Saved data entries
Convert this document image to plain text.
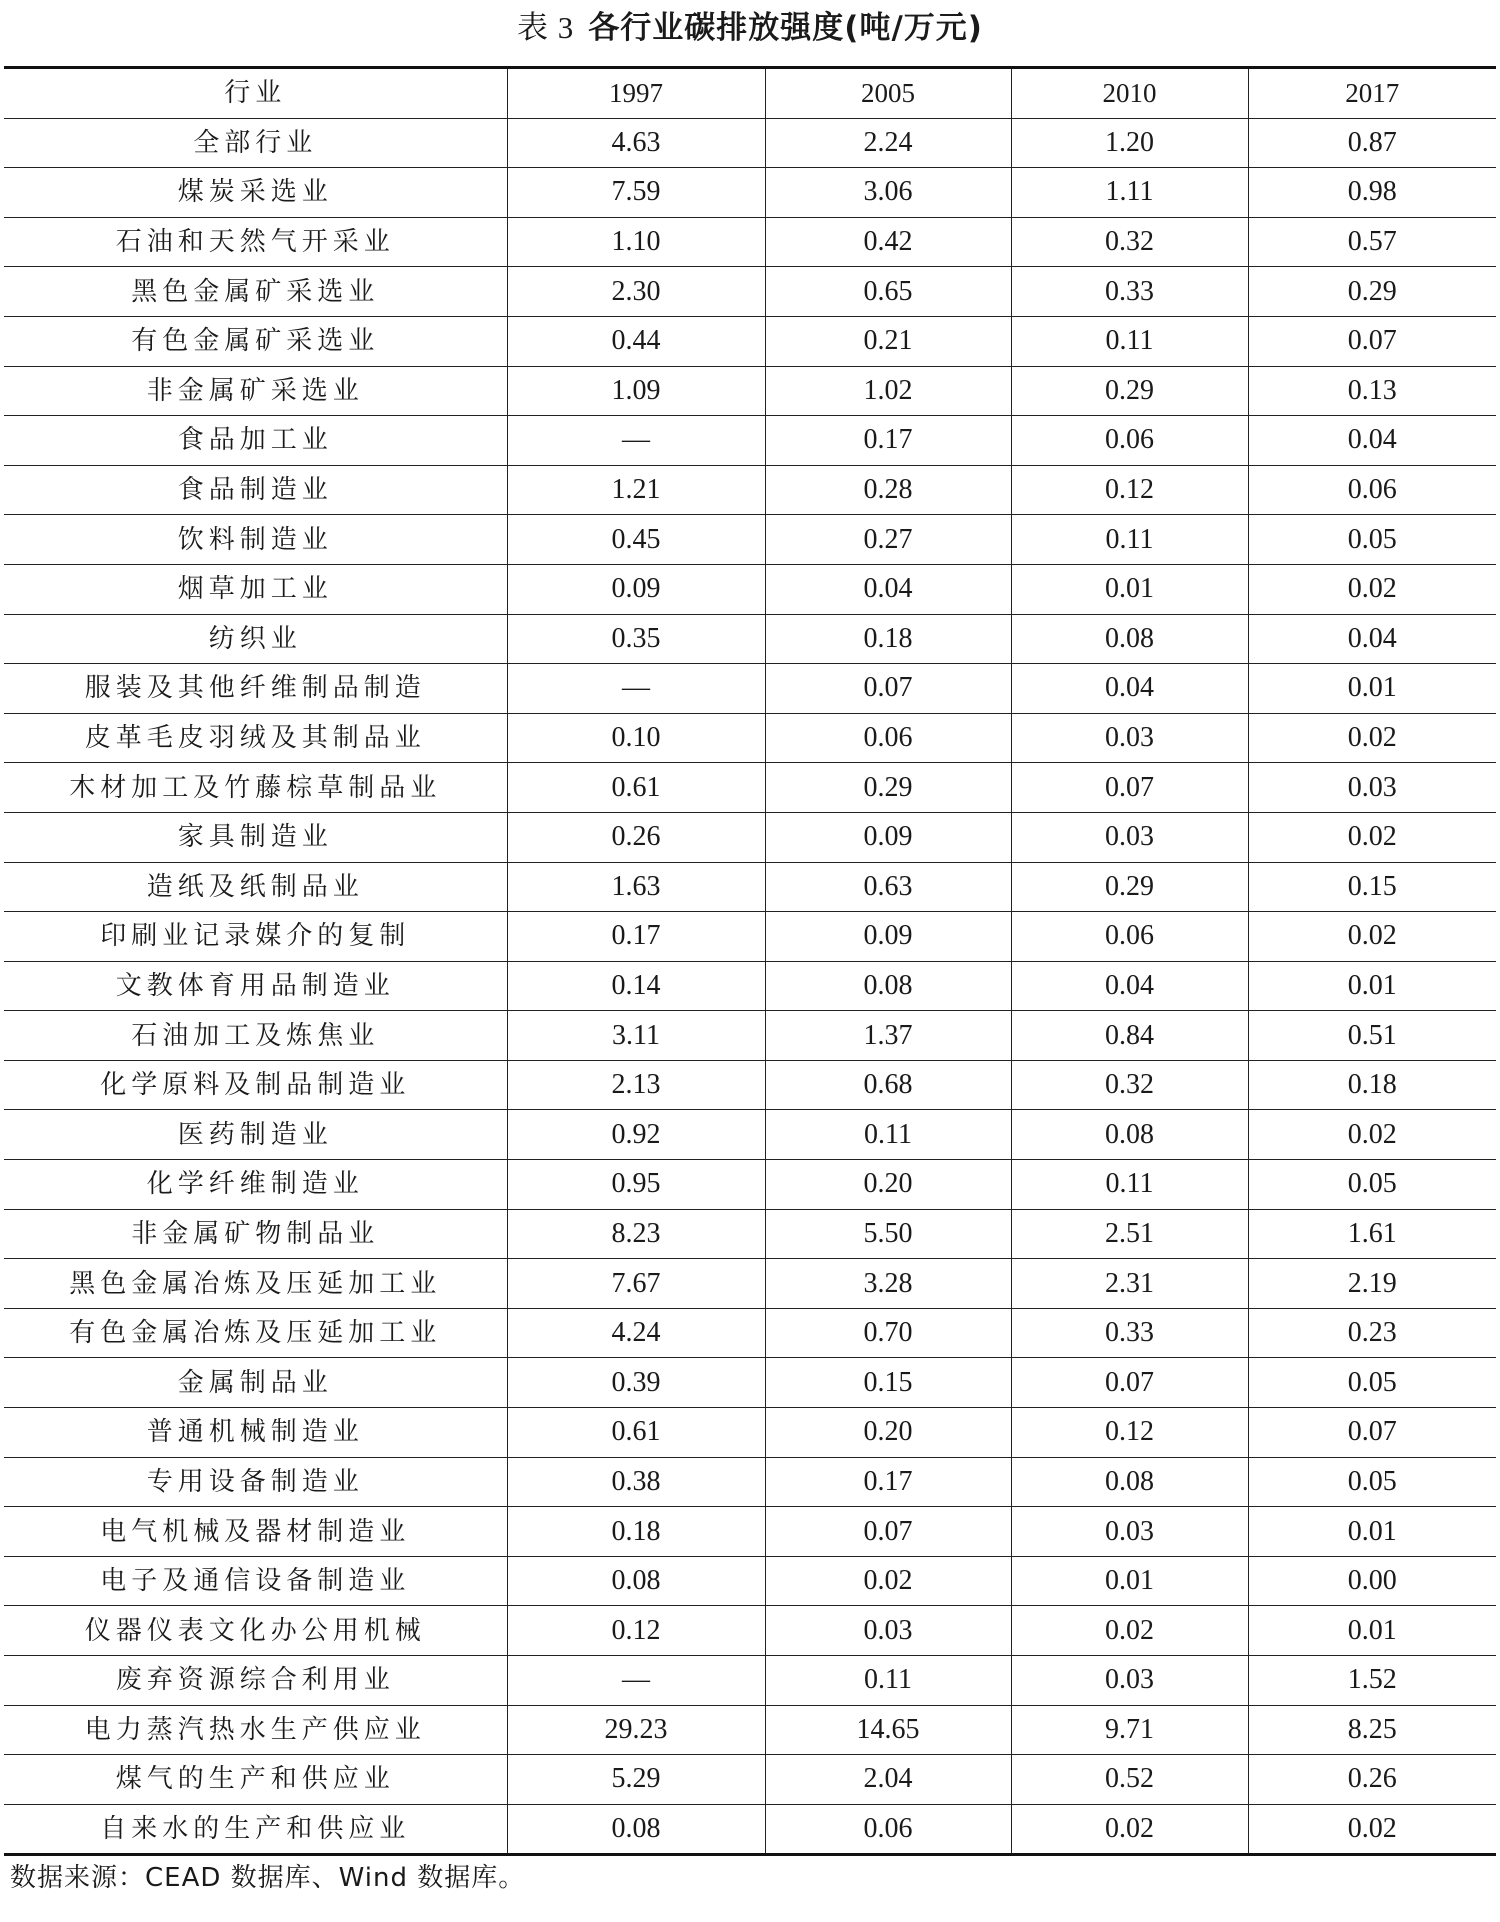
表 3 各行业碳排放强度(吨/万元)
行业	1997	2005	2010	2017
全部行业	4.63	2.24	1.20	0.87
煤炭采选业	7.59	3.06	1.11	0.98
石油和天然气开采业	1.10	0.42	0.32	0.57
黑色金属矿采选业	2.30	0.65	0.33	0.29
有色金属矿采选业	0.44	0.21	0.11	0.07
非金属矿采选业	1.09	1.02	0.29	0.13
食品加工业	—	0.17	0.06	0.04
食品制造业	1.21	0.28	0.12	0.06
饮料制造业	0.45	0.27	0.11	0.05
烟草加工业	0.09	0.04	0.01	0.02
纺织业	0.35	0.18	0.08	0.04
服装及其他纤维制品制造	—	0.07	0.04	0.01
皮革毛皮羽绒及其制品业	0.10	0.06	0.03	0.02
木材加工及竹藤棕草制品业	0.61	0.29	0.07	0.03
家具制造业	0.26	0.09	0.03	0.02
造纸及纸制品业	1.63	0.63	0.29	0.15
印刷业记录媒介的复制	0.17	0.09	0.06	0.02
文教体育用品制造业	0.14	0.08	0.04	0.01
石油加工及炼焦业	3.11	1.37	0.84	0.51
化学原料及制品制造业	2.13	0.68	0.32	0.18
医药制造业	0.92	0.11	0.08	0.02
化学纤维制造业	0.95	0.20	0.11	0.05
非金属矿物制品业	8.23	5.50	2.51	1.61
黑色金属冶炼及压延加工业	7.67	3.28	2.31	2.19
有色金属冶炼及压延加工业	4.24	0.70	0.33	0.23
金属制品业	0.39	0.15	0.07	0.05
普通机械制造业	0.61	0.20	0.12	0.07
专用设备制造业	0.38	0.17	0.08	0.05
电气机械及器材制造业	0.18	0.07	0.03	0.01
电子及通信设备制造业	0.08	0.02	0.01	0.00
仪器仪表文化办公用机械	0.12	0.03	0.02	0.01
废弃资源综合利用业	—	0.11	0.03	1.52
电力蒸汽热水生产供应业	29.23	14.65	9.71	8.25
煤气的生产和供应业	5.29	2.04	0.52	0.26
自来水的生产和供应业	0.08	0.06	0.02	0.02
数据来源：CEAD 数据库、Wind 数据库。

*INSTRUCTIONS TO FOLLOW:*
Reproduce the full material exactly, excluding the pictures.

*EXERCISE SOLUTION:*
Convert this document image to plain text.
表 3 各行业碳排放强度(吨/万元)
行业	1997	2005	2010	2017
全部行业	4.63	2.24	1.20	0.87
煤炭采选业	7.59	3.06	1.11	0.98
石油和天然气开采业	1.10	0.42	0.32	0.57
黑色金属矿采选业	2.30	0.65	0.33	0.29
有色金属矿采选业	0.44	0.21	0.11	0.07
非金属矿采选业	1.09	1.02	0.29	0.13
食品加工业	—	0.17	0.06	0.04
食品制造业	1.21	0.28	0.12	0.06
饮料制造业	0.45	0.27	0.11	0.05
烟草加工业	0.09	0.04	0.01	0.02
纺织业	0.35	0.18	0.08	0.04
服装及其他纤维制品制造	—	0.07	0.04	0.01
皮革毛皮羽绒及其制品业	0.10	0.06	0.03	0.02
木材加工及竹藤棕草制品业	0.61	0.29	0.07	0.03
家具制造业	0.26	0.09	0.03	0.02
造纸及纸制品业	1.63	0.63	0.29	0.15
印刷业记录媒介的复制	0.17	0.09	0.06	0.02
文教体育用品制造业	0.14	0.08	0.04	0.01
石油加工及炼焦业	3.11	1.37	0.84	0.51
化学原料及制品制造业	2.13	0.68	0.32	0.18
医药制造业	0.92	0.11	0.08	0.02
化学纤维制造业	0.95	0.20	0.11	0.05
非金属矿物制品业	8.23	5.50	2.51	1.61
黑色金属冶炼及压延加工业	7.67	3.28	2.31	2.19
有色金属冶炼及压延加工业	4.24	0.70	0.33	0.23
金属制品业	0.39	0.15	0.07	0.05
普通机械制造业	0.61	0.20	0.12	0.07
专用设备制造业	0.38	0.17	0.08	0.05
电气机械及器材制造业	0.18	0.07	0.03	0.01
电子及通信设备制造业	0.08	0.02	0.01	0.00
仪器仪表文化办公用机械	0.12	0.03	0.02	0.01
废弃资源综合利用业	—	0.11	0.03	1.52
电力蒸汽热水生产供应业	29.23	14.65	9.71	8.25
煤气的生产和供应业	5.29	2.04	0.52	0.26
自来水的生产和供应业	0.08	0.06	0.02	0.02
数据来源：CEAD 数据库、Wind 数据库。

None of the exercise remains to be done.